## WORK INSTRUCTIONS
Copy every entry word for word, but skip the pictures.
::: THE INPUT :::
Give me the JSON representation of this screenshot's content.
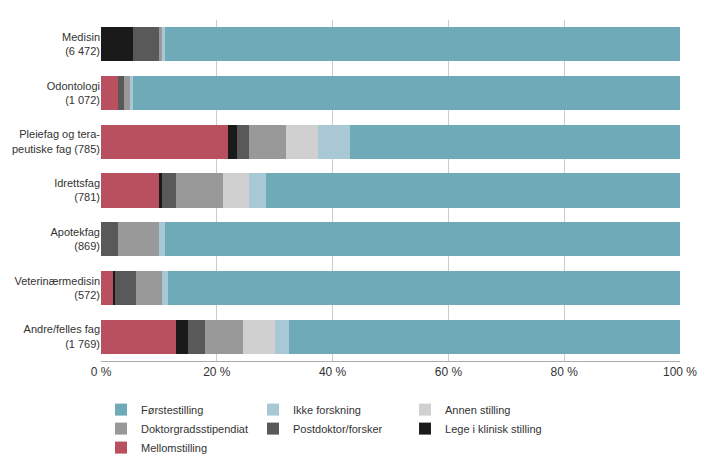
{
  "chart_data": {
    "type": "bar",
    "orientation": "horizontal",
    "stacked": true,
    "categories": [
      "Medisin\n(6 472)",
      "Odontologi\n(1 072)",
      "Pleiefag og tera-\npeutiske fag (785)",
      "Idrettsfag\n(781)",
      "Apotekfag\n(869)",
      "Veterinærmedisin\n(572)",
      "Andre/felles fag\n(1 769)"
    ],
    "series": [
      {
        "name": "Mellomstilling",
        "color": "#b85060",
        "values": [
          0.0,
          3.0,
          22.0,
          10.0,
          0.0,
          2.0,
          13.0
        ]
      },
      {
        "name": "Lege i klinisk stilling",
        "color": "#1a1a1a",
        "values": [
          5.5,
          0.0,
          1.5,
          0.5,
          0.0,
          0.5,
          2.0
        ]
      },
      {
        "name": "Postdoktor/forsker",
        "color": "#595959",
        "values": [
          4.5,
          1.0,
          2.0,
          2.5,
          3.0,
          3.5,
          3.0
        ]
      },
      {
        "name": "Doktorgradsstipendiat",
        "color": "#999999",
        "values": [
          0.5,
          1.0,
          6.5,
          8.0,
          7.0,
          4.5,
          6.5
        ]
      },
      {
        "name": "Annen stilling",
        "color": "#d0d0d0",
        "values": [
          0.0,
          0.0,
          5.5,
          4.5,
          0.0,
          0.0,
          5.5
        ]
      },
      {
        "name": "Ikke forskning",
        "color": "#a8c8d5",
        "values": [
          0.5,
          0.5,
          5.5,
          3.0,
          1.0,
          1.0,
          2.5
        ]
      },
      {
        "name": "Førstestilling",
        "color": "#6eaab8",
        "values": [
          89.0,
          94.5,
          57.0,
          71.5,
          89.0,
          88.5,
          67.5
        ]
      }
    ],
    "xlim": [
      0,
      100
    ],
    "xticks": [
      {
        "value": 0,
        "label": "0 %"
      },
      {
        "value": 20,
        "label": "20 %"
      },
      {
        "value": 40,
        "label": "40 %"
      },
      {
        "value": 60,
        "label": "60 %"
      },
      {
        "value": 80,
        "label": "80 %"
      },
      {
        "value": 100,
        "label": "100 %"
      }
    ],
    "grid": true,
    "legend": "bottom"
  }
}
:::
## THE RESPONSE
Give me the JSON representation of this screenshot's content.
{
  "chart_data": {
    "type": "bar",
    "orientation": "horizontal",
    "stacked": true,
    "categories": [
      "Medisin\n(6 472)",
      "Odontologi\n(1 072)",
      "Pleiefag og tera-\npeutiske fag (785)",
      "Idrettsfag\n(781)",
      "Apotekfag\n(869)",
      "Veterinærmedisin\n(572)",
      "Andre/felles fag\n(1 769)"
    ],
    "series": [
      {
        "name": "Mellomstilling",
        "color": "#b85060",
        "values": [
          0.0,
          3.0,
          22.0,
          10.0,
          0.0,
          2.0,
          13.0
        ]
      },
      {
        "name": "Lege i klinisk stilling",
        "color": "#1a1a1a",
        "values": [
          5.5,
          0.0,
          1.5,
          0.5,
          0.0,
          0.5,
          2.0
        ]
      },
      {
        "name": "Postdoktor/forsker",
        "color": "#595959",
        "values": [
          4.5,
          1.0,
          2.0,
          2.5,
          3.0,
          3.5,
          3.0
        ]
      },
      {
        "name": "Doktorgradsstipendiat",
        "color": "#999999",
        "values": [
          0.5,
          1.0,
          6.5,
          8.0,
          7.0,
          4.5,
          6.5
        ]
      },
      {
        "name": "Annen stilling",
        "color": "#d0d0d0",
        "values": [
          0.0,
          0.0,
          5.5,
          4.5,
          0.0,
          0.0,
          5.5
        ]
      },
      {
        "name": "Ikke forskning",
        "color": "#a8c8d5",
        "values": [
          0.5,
          0.5,
          5.5,
          3.0,
          1.0,
          1.0,
          2.5
        ]
      },
      {
        "name": "Førstestilling",
        "color": "#6eaab8",
        "values": [
          89.0,
          94.5,
          57.0,
          71.5,
          89.0,
          88.5,
          67.5
        ]
      }
    ],
    "xlim": [
      0,
      100
    ],
    "xticks": [
      {
        "value": 0,
        "label": "0 %"
      },
      {
        "value": 20,
        "label": "20 %"
      },
      {
        "value": 40,
        "label": "40 %"
      },
      {
        "value": 60,
        "label": "60 %"
      },
      {
        "value": 80,
        "label": "80 %"
      },
      {
        "value": 100,
        "label": "100 %"
      }
    ],
    "grid": true,
    "legend": "bottom"
  }
}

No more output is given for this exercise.